:: TASK PROMPT ::
Write out the whole of the material exactly.

[Extracted data entries]
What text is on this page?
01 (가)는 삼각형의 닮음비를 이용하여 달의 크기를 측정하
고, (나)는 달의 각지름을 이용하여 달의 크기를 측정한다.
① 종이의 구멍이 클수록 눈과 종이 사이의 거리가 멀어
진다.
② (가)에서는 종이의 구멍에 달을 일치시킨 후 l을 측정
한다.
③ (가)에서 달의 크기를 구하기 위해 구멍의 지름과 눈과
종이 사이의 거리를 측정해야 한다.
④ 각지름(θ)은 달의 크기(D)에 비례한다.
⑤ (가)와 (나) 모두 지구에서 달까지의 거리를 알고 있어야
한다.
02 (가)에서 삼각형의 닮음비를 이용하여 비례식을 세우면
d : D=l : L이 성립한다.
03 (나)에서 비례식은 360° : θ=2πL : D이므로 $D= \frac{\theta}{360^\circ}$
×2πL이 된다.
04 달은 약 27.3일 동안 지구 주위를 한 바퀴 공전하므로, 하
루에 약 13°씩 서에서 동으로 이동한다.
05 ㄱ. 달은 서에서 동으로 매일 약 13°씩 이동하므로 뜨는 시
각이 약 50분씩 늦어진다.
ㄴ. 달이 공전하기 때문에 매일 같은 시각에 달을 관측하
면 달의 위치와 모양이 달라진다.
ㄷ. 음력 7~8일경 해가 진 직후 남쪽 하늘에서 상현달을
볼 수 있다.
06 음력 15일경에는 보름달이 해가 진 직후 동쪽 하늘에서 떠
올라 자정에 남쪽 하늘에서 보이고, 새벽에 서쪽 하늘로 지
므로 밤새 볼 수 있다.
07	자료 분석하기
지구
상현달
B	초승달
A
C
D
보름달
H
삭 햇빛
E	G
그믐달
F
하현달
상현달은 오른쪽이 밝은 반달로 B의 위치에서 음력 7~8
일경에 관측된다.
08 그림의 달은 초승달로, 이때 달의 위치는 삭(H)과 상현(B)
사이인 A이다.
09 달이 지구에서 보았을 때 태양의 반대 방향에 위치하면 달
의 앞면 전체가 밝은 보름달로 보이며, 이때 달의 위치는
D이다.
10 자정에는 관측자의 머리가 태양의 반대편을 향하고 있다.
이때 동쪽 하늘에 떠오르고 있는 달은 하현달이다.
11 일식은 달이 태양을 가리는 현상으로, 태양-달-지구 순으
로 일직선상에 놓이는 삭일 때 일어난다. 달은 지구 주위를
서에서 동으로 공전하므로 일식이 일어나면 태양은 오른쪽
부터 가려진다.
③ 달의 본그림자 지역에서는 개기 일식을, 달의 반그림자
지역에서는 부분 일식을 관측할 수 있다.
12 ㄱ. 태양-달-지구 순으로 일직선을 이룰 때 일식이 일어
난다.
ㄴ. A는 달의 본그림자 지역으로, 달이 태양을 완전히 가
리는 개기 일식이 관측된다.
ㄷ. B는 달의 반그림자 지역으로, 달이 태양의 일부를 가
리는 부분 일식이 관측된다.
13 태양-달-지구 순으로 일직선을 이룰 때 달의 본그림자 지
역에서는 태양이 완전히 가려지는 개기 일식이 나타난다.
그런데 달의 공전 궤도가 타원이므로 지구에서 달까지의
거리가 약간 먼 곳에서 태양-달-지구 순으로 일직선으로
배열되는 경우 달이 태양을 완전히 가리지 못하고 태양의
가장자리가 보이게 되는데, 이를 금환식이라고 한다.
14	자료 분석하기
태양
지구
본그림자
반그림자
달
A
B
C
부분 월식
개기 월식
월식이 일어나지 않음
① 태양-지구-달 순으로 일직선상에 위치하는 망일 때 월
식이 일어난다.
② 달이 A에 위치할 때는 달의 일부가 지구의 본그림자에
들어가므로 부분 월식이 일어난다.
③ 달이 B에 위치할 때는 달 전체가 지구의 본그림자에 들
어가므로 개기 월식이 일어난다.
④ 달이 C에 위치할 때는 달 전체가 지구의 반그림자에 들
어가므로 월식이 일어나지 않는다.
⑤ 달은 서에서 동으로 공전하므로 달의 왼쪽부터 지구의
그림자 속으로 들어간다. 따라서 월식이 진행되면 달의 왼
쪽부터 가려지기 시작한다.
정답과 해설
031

:: CORRECT RESPONSE ::
What text is on this page?
01 (가)는 삼각형의 닮음비를 이용하여 달의 크기를 측정하
고, (나)는 달의 각지름을 이용하여 달의 크기를 측정한다.
① 종이의 구멍이 클수록 눈과 종이 사이의 거리가 멀어
진다.
② (가)에서는 종이의 구멍에 달을 일치시킨 후 l을 측정
한다.
③ (가)에서 달의 크기를 구하기 위해 구멍의 지름과 눈과
종이 사이의 거리를 측정해야 한다.
④ 각지름(θ)은 달의 크기(D)에 비례한다.
⑤ (가)와 (나) 모두 지구에서 달까지의 거리를 알고 있어야
한다.
02 (가)에서 삼각형의 닮음비를 이용하여 비례식을 세우면
d : D=l : L이 성립한다.
03 (나)에서 비례식은 360° : θ=2πL : D이므로 $D= \frac{\theta}{360^\circ}$
×2πL이 된다.
04 달은 약 27.3일 동안 지구 주위를 한 바퀴 공전하므로, 하
루에 약 13°씩 서에서 동으로 이동한다.
05 ㄱ. 달은 서에서 동으로 매일 약 13°씩 이동하므로 뜨는 시
각이 약 50분씩 늦어진다.
ㄴ. 달이 공전하기 때문에 매일 같은 시각에 달을 관측하
면 달의 위치와 모양이 달라진다.
ㄷ. 음력 7~8일경 해가 진 직후 남쪽 하늘에서 상현달을
볼 수 있다.
06 음력 15일경에는 보름달이 해가 진 직후 동쪽 하늘에서 떠
올라 자정에 남쪽 하늘에서 보이고, 새벽에 서쪽 하늘로 지
므로 밤새 볼 수 있다.
07	자료 분석하기
지구
상현달
B	초승달
A
C
D
보름달
H
삭 햇빛
E	G
그믐달
F
하현달
상현달은 오른쪽이 밝은 반달로 B의 위치에서 음력 7~8
일경에 관측된다.
08 그림의 달은 초승달로, 이때 달의 위치는 삭(H)과 상현(B)
사이인 A이다.
09 달이 지구에서 보았을 때 태양의 반대 방향에 위치하면 달
의 앞면 전체가 밝은 보름달로 보이며, 이때 달의 위치는
D이다.
10 자정에는 관측자의 머리가 태양의 반대편을 향하고 있다.
이때 동쪽 하늘에 떠오르고 있는 달은 하현달이다.
11 일식은 달이 태양을 가리는 현상으로, 태양-달-지구 순으
로 일직선상에 놓이는 삭일 때 일어난다. 달은 지구 주위를
서에서 동으로 공전하므로 일식이 일어나면 태양은 오른쪽
부터 가려진다.
③ 달의 본그림자 지역에서는 개기 일식을, 달의 반그림자
지역에서는 부분 일식을 관측할 수 있다.
12 ㄱ. 태양-달-지구 순으로 일직선을 이룰 때 일식이 일어
난다.
ㄴ. A는 달의 본그림자 지역으로, 달이 태양을 완전히 가
리는 개기 일식이 관측된다.
ㄷ. B는 달의 반그림자 지역으로, 달이 태양의 일부를 가
리는 부분 일식이 관측된다.
13 태양-달-지구 순으로 일직선을 이룰 때 달의 본그림자 지
역에서는 태양이 완전히 가려지는 개기 일식이 나타난다.
그런데 달의 공전 궤도가 타원이므로 지구에서 달까지의
거리가 약간 먼 곳에서 태양-달-지구 순으로 일직선으로
배열되는 경우 달이 태양을 완전히 가리지 못하고 태양의
가장자리가 보이게 되는데, 이를 금환식이라고 한다.
14	자료 분석하기
태양
지구
본그림자
반그림자
달
A
B
C
부분 월식
개기 월식
월식이 일어나지 않음
① 태양-지구-달 순으로 일직선상에 위치하는 망일 때 월
식이 일어난다.
② 달이 A에 위치할 때는 달의 일부가 지구의 본그림자에
들어가므로 부분 월식이 일어난다.
③ 달이 B에 위치할 때는 달 전체가 지구의 본그림자에 들
어가므로 개기 월식이 일어난다.
④ 달이 C에 위치할 때는 달 전체가 지구의 반그림자에 들
어가므로 월식이 일어나지 않는다.
⑤ 달은 서에서 동으로 공전하므로 달의 왼쪽부터 지구의
그림자 속으로 들어간다. 따라서 월식이 진행되면 달의 왼
쪽부터 가려지기 시작한다.
정답과 해설
031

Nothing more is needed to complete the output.